The task – Repeat the records exactly. Every line must match.

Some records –
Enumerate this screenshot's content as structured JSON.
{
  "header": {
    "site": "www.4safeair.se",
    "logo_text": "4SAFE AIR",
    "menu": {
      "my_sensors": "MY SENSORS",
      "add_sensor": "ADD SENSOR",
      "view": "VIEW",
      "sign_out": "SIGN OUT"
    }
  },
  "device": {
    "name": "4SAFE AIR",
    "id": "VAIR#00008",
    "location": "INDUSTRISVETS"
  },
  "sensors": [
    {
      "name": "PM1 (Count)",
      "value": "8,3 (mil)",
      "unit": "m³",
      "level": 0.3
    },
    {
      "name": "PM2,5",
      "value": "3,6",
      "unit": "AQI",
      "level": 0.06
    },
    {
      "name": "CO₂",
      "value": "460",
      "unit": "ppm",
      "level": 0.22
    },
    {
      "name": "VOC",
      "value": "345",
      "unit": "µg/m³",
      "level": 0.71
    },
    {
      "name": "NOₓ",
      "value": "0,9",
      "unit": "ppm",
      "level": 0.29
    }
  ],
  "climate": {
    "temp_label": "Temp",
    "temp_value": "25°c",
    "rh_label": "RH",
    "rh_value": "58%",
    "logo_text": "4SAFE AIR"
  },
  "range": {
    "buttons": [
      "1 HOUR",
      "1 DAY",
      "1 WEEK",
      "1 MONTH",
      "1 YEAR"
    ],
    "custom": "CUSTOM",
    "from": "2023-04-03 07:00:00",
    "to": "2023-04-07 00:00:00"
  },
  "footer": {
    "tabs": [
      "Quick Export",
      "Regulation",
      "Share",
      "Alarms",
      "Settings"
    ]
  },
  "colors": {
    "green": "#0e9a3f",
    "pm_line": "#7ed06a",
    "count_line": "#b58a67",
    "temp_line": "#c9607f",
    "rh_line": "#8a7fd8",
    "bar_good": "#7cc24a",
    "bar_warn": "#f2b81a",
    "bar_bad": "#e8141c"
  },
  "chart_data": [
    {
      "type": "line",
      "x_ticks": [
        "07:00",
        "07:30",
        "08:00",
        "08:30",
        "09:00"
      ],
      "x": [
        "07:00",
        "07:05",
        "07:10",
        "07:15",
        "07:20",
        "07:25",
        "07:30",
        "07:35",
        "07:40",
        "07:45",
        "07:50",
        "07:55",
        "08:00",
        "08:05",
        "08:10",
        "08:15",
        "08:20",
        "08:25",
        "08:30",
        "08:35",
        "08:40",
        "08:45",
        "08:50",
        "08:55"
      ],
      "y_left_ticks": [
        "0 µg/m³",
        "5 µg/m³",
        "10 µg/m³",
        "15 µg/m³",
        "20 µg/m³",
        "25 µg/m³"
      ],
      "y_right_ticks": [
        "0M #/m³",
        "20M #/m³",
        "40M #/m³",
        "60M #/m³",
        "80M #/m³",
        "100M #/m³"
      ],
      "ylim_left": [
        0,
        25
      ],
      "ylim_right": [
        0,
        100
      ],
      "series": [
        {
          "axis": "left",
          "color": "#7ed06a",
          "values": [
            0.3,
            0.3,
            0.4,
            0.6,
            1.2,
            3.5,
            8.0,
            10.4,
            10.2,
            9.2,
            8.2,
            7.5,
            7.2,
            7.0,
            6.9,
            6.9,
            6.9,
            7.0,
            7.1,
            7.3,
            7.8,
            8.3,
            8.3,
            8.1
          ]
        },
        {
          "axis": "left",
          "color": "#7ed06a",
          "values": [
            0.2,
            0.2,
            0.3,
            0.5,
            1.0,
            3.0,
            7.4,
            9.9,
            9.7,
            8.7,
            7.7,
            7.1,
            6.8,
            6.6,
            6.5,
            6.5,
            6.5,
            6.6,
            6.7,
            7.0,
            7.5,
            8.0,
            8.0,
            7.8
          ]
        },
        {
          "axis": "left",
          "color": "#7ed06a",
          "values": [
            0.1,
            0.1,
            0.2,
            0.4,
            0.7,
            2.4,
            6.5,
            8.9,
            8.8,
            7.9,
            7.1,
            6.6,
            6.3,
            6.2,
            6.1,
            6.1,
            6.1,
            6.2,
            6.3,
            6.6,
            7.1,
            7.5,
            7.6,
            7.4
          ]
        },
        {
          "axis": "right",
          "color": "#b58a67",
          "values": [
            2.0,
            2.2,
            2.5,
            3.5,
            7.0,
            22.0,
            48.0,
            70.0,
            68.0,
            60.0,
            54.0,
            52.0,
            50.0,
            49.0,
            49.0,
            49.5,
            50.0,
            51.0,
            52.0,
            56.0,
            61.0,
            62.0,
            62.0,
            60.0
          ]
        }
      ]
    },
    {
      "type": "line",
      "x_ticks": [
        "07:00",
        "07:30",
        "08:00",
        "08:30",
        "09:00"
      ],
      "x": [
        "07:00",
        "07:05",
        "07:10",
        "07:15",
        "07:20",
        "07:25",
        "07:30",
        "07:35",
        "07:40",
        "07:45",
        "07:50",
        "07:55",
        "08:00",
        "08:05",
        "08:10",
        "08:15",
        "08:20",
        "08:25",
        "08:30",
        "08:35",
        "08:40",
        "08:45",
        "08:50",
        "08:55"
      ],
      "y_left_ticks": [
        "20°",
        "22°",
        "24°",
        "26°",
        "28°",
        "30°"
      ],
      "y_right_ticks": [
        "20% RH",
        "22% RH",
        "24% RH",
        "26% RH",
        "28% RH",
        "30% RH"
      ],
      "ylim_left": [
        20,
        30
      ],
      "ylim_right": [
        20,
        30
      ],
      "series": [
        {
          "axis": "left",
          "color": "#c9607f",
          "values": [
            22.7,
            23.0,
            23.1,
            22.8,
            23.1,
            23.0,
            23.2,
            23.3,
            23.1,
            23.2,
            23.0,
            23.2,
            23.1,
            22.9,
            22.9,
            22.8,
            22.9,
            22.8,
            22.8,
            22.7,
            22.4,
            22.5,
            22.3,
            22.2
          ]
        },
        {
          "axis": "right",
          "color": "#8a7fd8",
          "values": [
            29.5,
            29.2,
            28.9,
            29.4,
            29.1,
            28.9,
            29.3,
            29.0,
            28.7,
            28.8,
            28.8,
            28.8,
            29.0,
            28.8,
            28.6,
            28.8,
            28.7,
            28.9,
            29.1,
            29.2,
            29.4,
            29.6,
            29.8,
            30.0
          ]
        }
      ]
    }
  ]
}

Exercise answer –
Enumerate this screenshot's content as structured JSON.
{
  "header": {
    "site": "www.4safeair.se",
    "logo_text": "4SAFE AIR",
    "menu": {
      "my_sensors": "MY SENSORS",
      "add_sensor": "ADD SENSOR",
      "view": "VIEW",
      "sign_out": "SIGN OUT"
    }
  },
  "device": {
    "name": "4SAFE AIR",
    "id": "VAIR#00008",
    "location": "INDUSTRISVETS"
  },
  "sensors": [
    {
      "name": "PM1 (Count)",
      "value": "8,3 (mil)",
      "unit": "m³",
      "level": 0.3
    },
    {
      "name": "PM2,5",
      "value": "3,6",
      "unit": "AQI",
      "level": 0.06
    },
    {
      "name": "CO₂",
      "value": "460",
      "unit": "ppm",
      "level": 0.22
    },
    {
      "name": "VOC",
      "value": "345",
      "unit": "µg/m³",
      "level": 0.71
    },
    {
      "name": "NOₓ",
      "value": "0,9",
      "unit": "ppm",
      "level": 0.29
    }
  ],
  "climate": {
    "temp_label": "Temp",
    "temp_value": "25°c",
    "rh_label": "RH",
    "rh_value": "58%",
    "logo_text": "4SAFE AIR"
  },
  "range": {
    "buttons": [
      "1 HOUR",
      "1 DAY",
      "1 WEEK",
      "1 MONTH",
      "1 YEAR"
    ],
    "custom": "CUSTOM",
    "from": "2023-04-03 07:00:00",
    "to": "2023-04-07 00:00:00"
  },
  "footer": {
    "tabs": [
      "Quick Export",
      "Regulation",
      "Share",
      "Alarms",
      "Settings"
    ]
  },
  "colors": {
    "green": "#0e9a3f",
    "pm_line": "#7ed06a",
    "count_line": "#b58a67",
    "temp_line": "#c9607f",
    "rh_line": "#8a7fd8",
    "bar_good": "#7cc24a",
    "bar_warn": "#f2b81a",
    "bar_bad": "#e8141c"
  },
  "chart_data": [
    {
      "type": "line",
      "x_ticks": [
        "07:00",
        "07:30",
        "08:00",
        "08:30",
        "09:00"
      ],
      "x": [
        "07:00",
        "07:05",
        "07:10",
        "07:15",
        "07:20",
        "07:25",
        "07:30",
        "07:35",
        "07:40",
        "07:45",
        "07:50",
        "07:55",
        "08:00",
        "08:05",
        "08:10",
        "08:15",
        "08:20",
        "08:25",
        "08:30",
        "08:35",
        "08:40",
        "08:45",
        "08:50",
        "08:55"
      ],
      "y_left_ticks": [
        "0 µg/m³",
        "5 µg/m³",
        "10 µg/m³",
        "15 µg/m³",
        "20 µg/m³",
        "25 µg/m³"
      ],
      "y_right_ticks": [
        "0M #/m³",
        "20M #/m³",
        "40M #/m³",
        "60M #/m³",
        "80M #/m³",
        "100M #/m³"
      ],
      "ylim_left": [
        0,
        25
      ],
      "ylim_right": [
        0,
        100
      ],
      "series": [
        {
          "axis": "left",
          "color": "#7ed06a",
          "values": [
            0.3,
            0.3,
            0.4,
            0.6,
            1.2,
            3.5,
            8.0,
            10.4,
            10.2,
            9.2,
            8.2,
            7.5,
            7.2,
            7.0,
            6.9,
            6.9,
            6.9,
            7.0,
            7.1,
            7.3,
            7.8,
            8.3,
            8.3,
            8.1
          ]
        },
        {
          "axis": "left",
          "color": "#7ed06a",
          "values": [
            0.2,
            0.2,
            0.3,
            0.5,
            1.0,
            3.0,
            7.4,
            9.9,
            9.7,
            8.7,
            7.7,
            7.1,
            6.8,
            6.6,
            6.5,
            6.5,
            6.5,
            6.6,
            6.7,
            7.0,
            7.5,
            8.0,
            8.0,
            7.8
          ]
        },
        {
          "axis": "left",
          "color": "#7ed06a",
          "values": [
            0.1,
            0.1,
            0.2,
            0.4,
            0.7,
            2.4,
            6.5,
            8.9,
            8.8,
            7.9,
            7.1,
            6.6,
            6.3,
            6.2,
            6.1,
            6.1,
            6.1,
            6.2,
            6.3,
            6.6,
            7.1,
            7.5,
            7.6,
            7.4
          ]
        },
        {
          "axis": "right",
          "color": "#b58a67",
          "values": [
            2.0,
            2.2,
            2.5,
            3.5,
            7.0,
            22.0,
            48.0,
            70.0,
            68.0,
            60.0,
            54.0,
            52.0,
            50.0,
            49.0,
            49.0,
            49.5,
            50.0,
            51.0,
            52.0,
            56.0,
            61.0,
            62.0,
            62.0,
            60.0
          ]
        }
      ]
    },
    {
      "type": "line",
      "x_ticks": [
        "07:00",
        "07:30",
        "08:00",
        "08:30",
        "09:00"
      ],
      "x": [
        "07:00",
        "07:05",
        "07:10",
        "07:15",
        "07:20",
        "07:25",
        "07:30",
        "07:35",
        "07:40",
        "07:45",
        "07:50",
        "07:55",
        "08:00",
        "08:05",
        "08:10",
        "08:15",
        "08:20",
        "08:25",
        "08:30",
        "08:35",
        "08:40",
        "08:45",
        "08:50",
        "08:55"
      ],
      "y_left_ticks": [
        "20°",
        "22°",
        "24°",
        "26°",
        "28°",
        "30°"
      ],
      "y_right_ticks": [
        "20% RH",
        "22% RH",
        "24% RH",
        "26% RH",
        "28% RH",
        "30% RH"
      ],
      "ylim_left": [
        20,
        30
      ],
      "ylim_right": [
        20,
        30
      ],
      "series": [
        {
          "axis": "left",
          "color": "#c9607f",
          "values": [
            22.7,
            23.0,
            23.1,
            22.8,
            23.1,
            23.0,
            23.2,
            23.3,
            23.1,
            23.2,
            23.0,
            23.2,
            23.1,
            22.9,
            22.9,
            22.8,
            22.9,
            22.8,
            22.8,
            22.7,
            22.4,
            22.5,
            22.3,
            22.2
          ]
        },
        {
          "axis": "right",
          "color": "#8a7fd8",
          "values": [
            29.5,
            29.2,
            28.9,
            29.4,
            29.1,
            28.9,
            29.3,
            29.0,
            28.7,
            28.8,
            28.8,
            28.8,
            29.0,
            28.8,
            28.6,
            28.8,
            28.7,
            28.9,
            29.1,
            29.2,
            29.4,
            29.6,
            29.8,
            30.0
          ]
        }
      ]
    }
  ]
}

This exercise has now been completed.